**Task directions:** For each line in the data below that holds "image", return a copy.
— START —
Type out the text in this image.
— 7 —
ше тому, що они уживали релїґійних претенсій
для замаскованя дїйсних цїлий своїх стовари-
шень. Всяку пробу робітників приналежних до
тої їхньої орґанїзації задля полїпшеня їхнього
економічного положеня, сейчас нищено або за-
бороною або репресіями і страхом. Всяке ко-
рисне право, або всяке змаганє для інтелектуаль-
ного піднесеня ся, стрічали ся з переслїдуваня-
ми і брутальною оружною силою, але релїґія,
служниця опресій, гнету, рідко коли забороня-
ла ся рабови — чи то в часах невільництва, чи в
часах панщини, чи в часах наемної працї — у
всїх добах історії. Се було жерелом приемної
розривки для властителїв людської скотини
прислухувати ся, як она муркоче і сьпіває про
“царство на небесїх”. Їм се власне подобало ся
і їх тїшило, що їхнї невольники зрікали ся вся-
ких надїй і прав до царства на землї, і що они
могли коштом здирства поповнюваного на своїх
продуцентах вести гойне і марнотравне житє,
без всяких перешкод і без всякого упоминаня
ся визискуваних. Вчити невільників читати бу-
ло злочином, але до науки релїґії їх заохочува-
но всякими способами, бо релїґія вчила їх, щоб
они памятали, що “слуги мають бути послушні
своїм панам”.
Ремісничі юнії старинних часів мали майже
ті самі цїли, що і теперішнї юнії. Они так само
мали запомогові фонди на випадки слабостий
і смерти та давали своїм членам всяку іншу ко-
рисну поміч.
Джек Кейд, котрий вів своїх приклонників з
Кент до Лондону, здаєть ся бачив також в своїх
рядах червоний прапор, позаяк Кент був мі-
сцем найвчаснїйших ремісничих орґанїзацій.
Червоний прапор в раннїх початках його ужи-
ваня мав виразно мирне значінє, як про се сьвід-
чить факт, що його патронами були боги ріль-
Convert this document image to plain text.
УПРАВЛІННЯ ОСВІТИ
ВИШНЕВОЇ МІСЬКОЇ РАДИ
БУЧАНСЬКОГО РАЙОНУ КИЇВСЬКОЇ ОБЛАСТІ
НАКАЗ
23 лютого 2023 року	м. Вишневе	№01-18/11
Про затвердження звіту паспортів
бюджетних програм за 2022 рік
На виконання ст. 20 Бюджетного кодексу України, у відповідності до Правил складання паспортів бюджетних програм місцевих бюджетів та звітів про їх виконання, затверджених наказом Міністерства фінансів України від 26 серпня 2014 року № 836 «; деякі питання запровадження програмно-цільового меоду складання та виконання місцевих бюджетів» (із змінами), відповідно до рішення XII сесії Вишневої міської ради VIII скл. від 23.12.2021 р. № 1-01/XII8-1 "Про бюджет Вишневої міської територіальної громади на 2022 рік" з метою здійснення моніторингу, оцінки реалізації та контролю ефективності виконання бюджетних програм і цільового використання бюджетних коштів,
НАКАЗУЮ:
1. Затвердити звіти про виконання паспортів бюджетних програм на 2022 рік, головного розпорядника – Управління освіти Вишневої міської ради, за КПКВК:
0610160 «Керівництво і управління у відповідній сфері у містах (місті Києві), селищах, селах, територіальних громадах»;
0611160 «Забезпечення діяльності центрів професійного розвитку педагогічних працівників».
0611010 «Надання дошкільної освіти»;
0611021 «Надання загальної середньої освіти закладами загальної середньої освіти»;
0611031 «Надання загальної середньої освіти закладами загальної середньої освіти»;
— END —
**Correct response:**
Type out the text in this image.
Convert this document image to plain text.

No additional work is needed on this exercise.